[Records of where elements appear on the page]
=====

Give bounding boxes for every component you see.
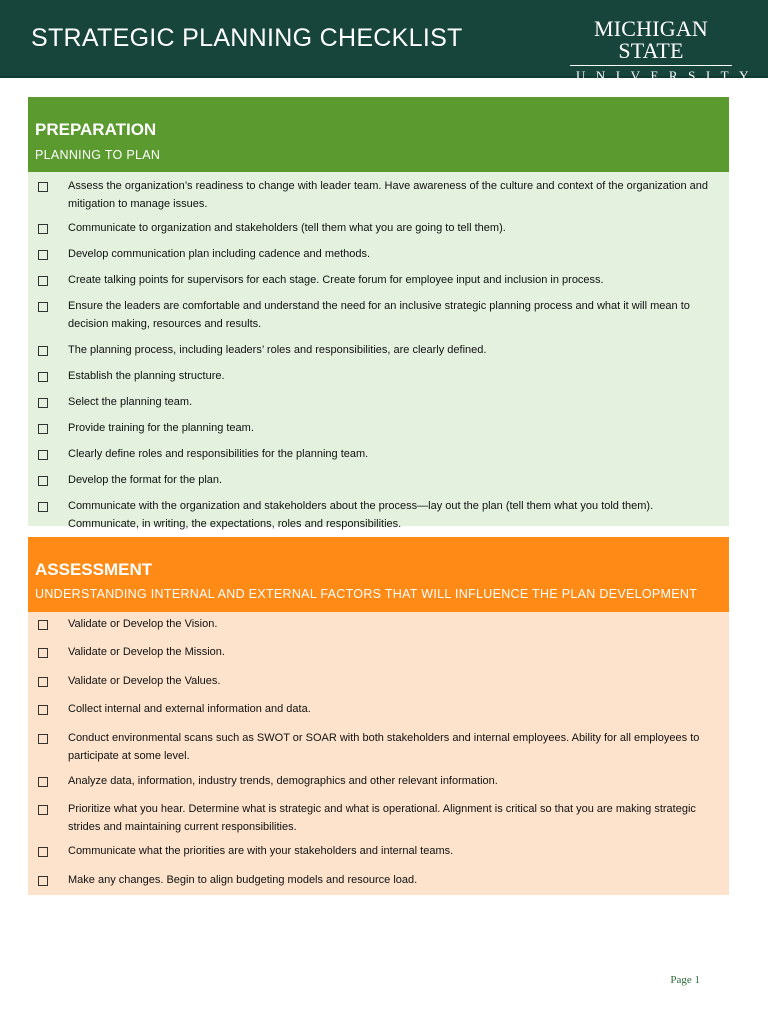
logo-line-1: MICHIGAN STATE [593, 16, 709, 63]
checklist-item-text: Prioritize what you hear. Determine what is strategic and what is operational. Alignment is critical so that you are making strategic strides and maintaining current responsibilities. [68, 803, 696, 833]
checklist [28, 612, 729, 895]
checkbox[interactable] [38, 250, 48, 260]
checklist-item-text: Analyze data, information, industry trends, demographics and other relevant information. [68, 775, 498, 787]
page-header [0, 0, 768, 83]
preparation-header [28, 97, 729, 172]
section-subtitle: PLANNING TO PLAN [35, 148, 161, 162]
checkbox[interactable] [38, 876, 48, 886]
checkbox[interactable] [38, 705, 48, 715]
checkbox[interactable] [38, 398, 48, 408]
checklist-item-text: Validate or Develop the Values. [68, 675, 221, 687]
checklist-item [28, 701, 729, 719]
checkbox[interactable] [38, 346, 48, 356]
checkbox[interactable] [38, 450, 48, 460]
checklist-item-text: Select the planning team. [68, 396, 193, 408]
checkbox[interactable] [38, 276, 48, 286]
checklist-item-text: Provide training for the planning team. [68, 422, 254, 434]
checklist-item [28, 368, 729, 386]
checklist-item-text: Create talking points for supervisors for each stage. Create forum for employee input and inclusion in process. [68, 274, 604, 286]
section-title: PREPARATION [35, 120, 157, 139]
checklist-item-text: Establish the planning structure. [68, 370, 225, 382]
checkbox[interactable] [38, 476, 48, 486]
checklist-item [28, 394, 729, 412]
checklist-item-text: Make any changes. Begin to align budgeting models and resource load. [68, 874, 418, 886]
checklist-item-text: Communicate to organization and stakeholders (tell them what you are going to tell them). [68, 222, 506, 234]
assessment-header [28, 537, 729, 612]
checklist-item [28, 342, 729, 360]
checklist-item-text: The planning process, including leaders’ roles and responsibilities, are clearly defined. [68, 344, 487, 356]
checklist-item [28, 843, 729, 861]
msu-logo [568, 16, 759, 83]
checklist-item [28, 272, 729, 290]
checkbox[interactable] [38, 734, 48, 744]
logo-line-2: UNIVERSITY [576, 68, 759, 83]
checklist-item [28, 446, 729, 464]
checklist-item-text: Clearly define roles and responsibilities for the planning team. [68, 448, 369, 460]
checkbox[interactable] [38, 620, 48, 630]
checklist-item [28, 644, 729, 662]
checklist-item [28, 773, 729, 791]
checklist-item-text: Communicate what the priorities are with your stakeholders and internal teams. [68, 845, 454, 857]
checklist-item [28, 498, 729, 533]
checkbox[interactable] [38, 805, 48, 815]
checklist-item-text: Communicate with the organization and stakeholders about the process—lay out the plan (tell them what you told them). Communicate, in writing, the expectations, roles and responsibilities. [68, 500, 654, 530]
checklist-item [28, 246, 729, 264]
preparation-section [28, 97, 729, 530]
checklist-item [28, 730, 729, 765]
checkbox[interactable] [38, 372, 48, 382]
checkbox[interactable] [38, 502, 48, 512]
checklist-item-text: Assess the organization’s readiness to change with leader team. Have awareness of the culture and context of the organization and mitigation to manage issues. [68, 180, 709, 210]
assessment-section [28, 537, 729, 895]
section-title: ASSESSMENT [35, 560, 153, 579]
logo-divider [570, 65, 732, 66]
checklist-item [28, 298, 729, 333]
page-title: STRATEGIC PLANNING CHECKLIST [31, 24, 463, 52]
checklist-item-text: Develop the format for the plan. [68, 474, 223, 486]
checkbox[interactable] [38, 424, 48, 434]
checklist-item-text: Develop communication plan including cadence and methods. [68, 248, 371, 260]
checklist-item [28, 472, 729, 490]
checklist-item-text: Conduct environmental scans such as SWOT or SOAR with both stakeholders and internal employees. Ability for all employees to participate at some level. [68, 732, 700, 762]
checkbox[interactable] [38, 847, 48, 857]
checklist-item [28, 801, 729, 836]
checkbox[interactable] [38, 777, 48, 787]
checklist-item [28, 616, 729, 634]
checklist-item [28, 872, 729, 890]
checklist-item [28, 178, 729, 213]
checklist-item-text: Ensure the leaders are comfortable and understand the need for an inclusive strategic planning process and what it will mean to decision making, resources and results. [68, 300, 690, 330]
checklist-item [28, 220, 729, 238]
checkbox[interactable] [38, 677, 48, 687]
checkbox[interactable] [38, 302, 48, 312]
checklist [28, 172, 729, 530]
checkbox[interactable] [38, 648, 48, 658]
section-subtitle: UNDERSTANDING INTERNAL AND EXTERNAL FACTORS THAT WILL INFLUENCE THE PLAN DEVELOPMENT [35, 587, 698, 601]
checkbox[interactable] [38, 182, 48, 192]
checklist-item [28, 673, 729, 691]
checklist-item-text: Validate or Develop the Vision. [68, 618, 218, 630]
checkbox[interactable] [38, 224, 48, 234]
page-number: Page 1 [670, 974, 700, 986]
checklist-item-text: Collect internal and external information and data. [68, 703, 311, 715]
checklist-item [28, 420, 729, 438]
checklist-item-text: Validate or Develop the Mission. [68, 646, 225, 658]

=====

--- Task goal ---
Write out, unchanged, the lines from the one containing "logo-line-1: MICHIGAN STATE" through the one containing "checklist [28, 612, 729, 895]", including both of those lines.

--- Answer to the problem ---
logo-line-1: MICHIGAN STATE [593, 16, 709, 63]
checklist-item-text: Prioritize what you hear. Determine what is strategic and what is operational. Alignment is critical so that you are making strategic strides and maintaining current responsibilities. [68, 803, 696, 833]
checklist [28, 612, 729, 895]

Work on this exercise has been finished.